Begin SUPPLIED DATA

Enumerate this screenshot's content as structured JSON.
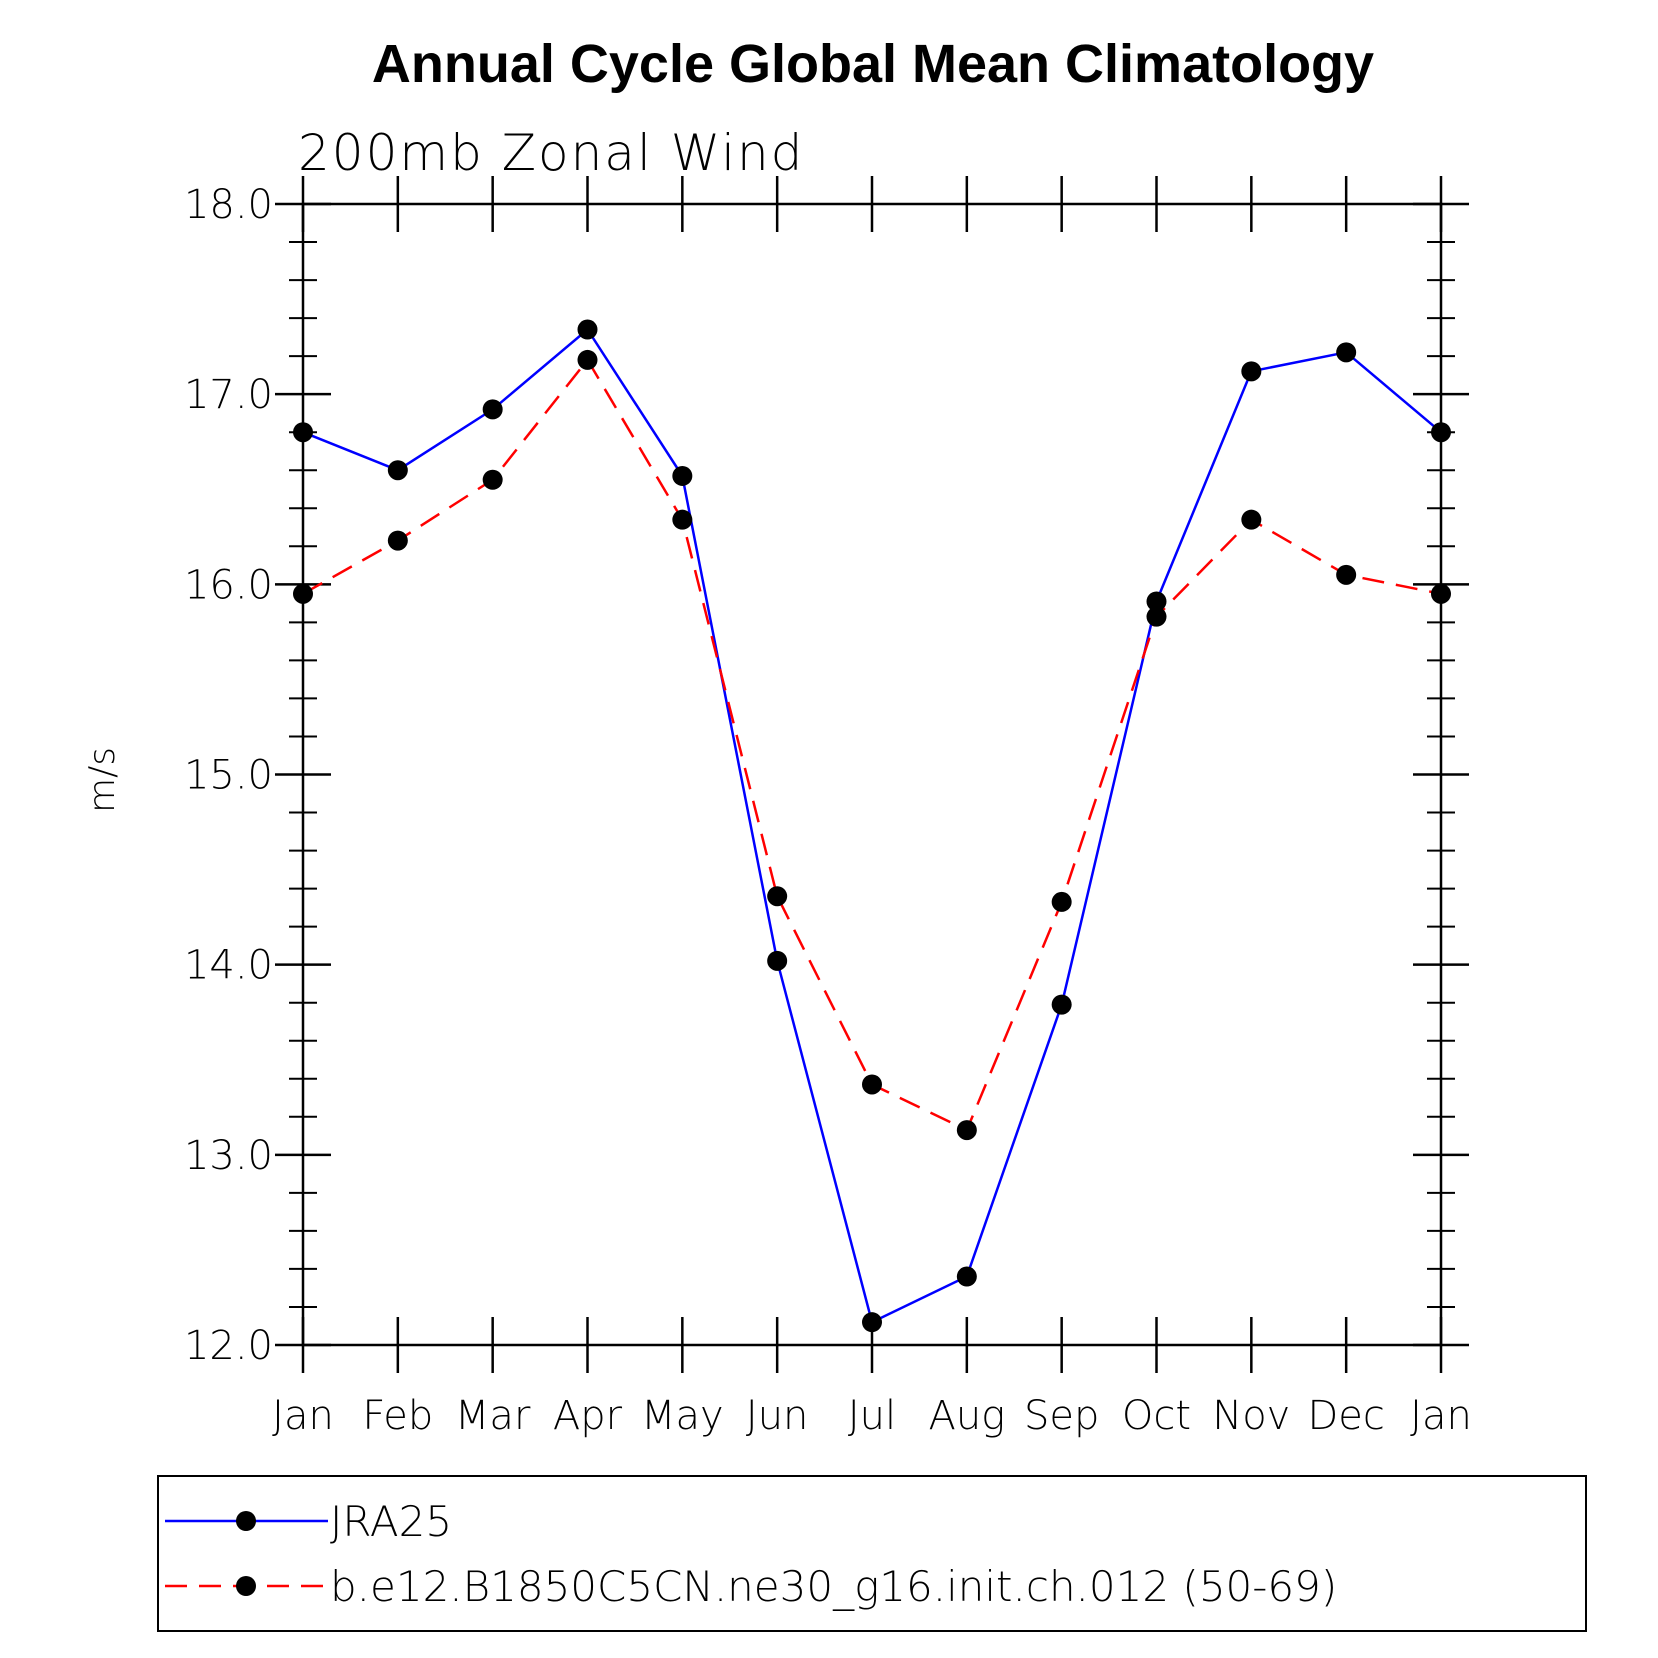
{
  "chart_data": {
    "type": "line",
    "title": "Annual Cycle Global Mean Climatology",
    "subtitle": "200mb Zonal Wind",
    "ylabel": "m/s",
    "xlabel": "",
    "categories": [
      "Jan",
      "Feb",
      "Mar",
      "Apr",
      "May",
      "Jun",
      "Jul",
      "Aug",
      "Sep",
      "Oct",
      "Nov",
      "Dec",
      "Jan"
    ],
    "ylim": [
      12.0,
      18.0
    ],
    "yticks": [
      12.0,
      13.0,
      14.0,
      15.0,
      16.0,
      17.0,
      18.0
    ],
    "ytick_labels": [
      "12.0",
      "13.0",
      "14.0",
      "15.0",
      "16.0",
      "17.0",
      "18.0"
    ],
    "grid": false,
    "legend_position": "bottom",
    "series": [
      {
        "name": "JRA25",
        "color": "#0000ff",
        "dash": "solid",
        "values": [
          16.8,
          16.6,
          16.92,
          17.34,
          16.57,
          14.02,
          12.12,
          12.36,
          13.79,
          15.91,
          17.12,
          17.22,
          16.8
        ]
      },
      {
        "name": "b.e12.B1850C5CN.ne30_g16.init.ch.012 (50-69)",
        "color": "#ff0000",
        "dash": "dashed",
        "values": [
          15.95,
          16.23,
          16.55,
          17.18,
          16.34,
          14.36,
          13.37,
          13.13,
          14.33,
          15.83,
          16.34,
          16.05,
          15.95
        ]
      }
    ]
  }
}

End SUPPLIED DATA

YOUR GOAL> Will you restate every entry word for word and omit the images?

THE SOLUTION>
Enumerate this screenshot's content as structured JSON.
{
  "chart_data": {
    "type": "line",
    "title": "Annual Cycle Global Mean Climatology",
    "subtitle": "200mb Zonal Wind",
    "ylabel": "m/s",
    "xlabel": "",
    "categories": [
      "Jan",
      "Feb",
      "Mar",
      "Apr",
      "May",
      "Jun",
      "Jul",
      "Aug",
      "Sep",
      "Oct",
      "Nov",
      "Dec",
      "Jan"
    ],
    "ylim": [
      12.0,
      18.0
    ],
    "yticks": [
      12.0,
      13.0,
      14.0,
      15.0,
      16.0,
      17.0,
      18.0
    ],
    "ytick_labels": [
      "12.0",
      "13.0",
      "14.0",
      "15.0",
      "16.0",
      "17.0",
      "18.0"
    ],
    "grid": false,
    "legend_position": "bottom",
    "series": [
      {
        "name": "JRA25",
        "color": "#0000ff",
        "dash": "solid",
        "values": [
          16.8,
          16.6,
          16.92,
          17.34,
          16.57,
          14.02,
          12.12,
          12.36,
          13.79,
          15.91,
          17.12,
          17.22,
          16.8
        ]
      },
      {
        "name": "b.e12.B1850C5CN.ne30_g16.init.ch.012 (50-69)",
        "color": "#ff0000",
        "dash": "dashed",
        "values": [
          15.95,
          16.23,
          16.55,
          17.18,
          16.34,
          14.36,
          13.37,
          13.13,
          14.33,
          15.83,
          16.34,
          16.05,
          15.95
        ]
      }
    ]
  }
}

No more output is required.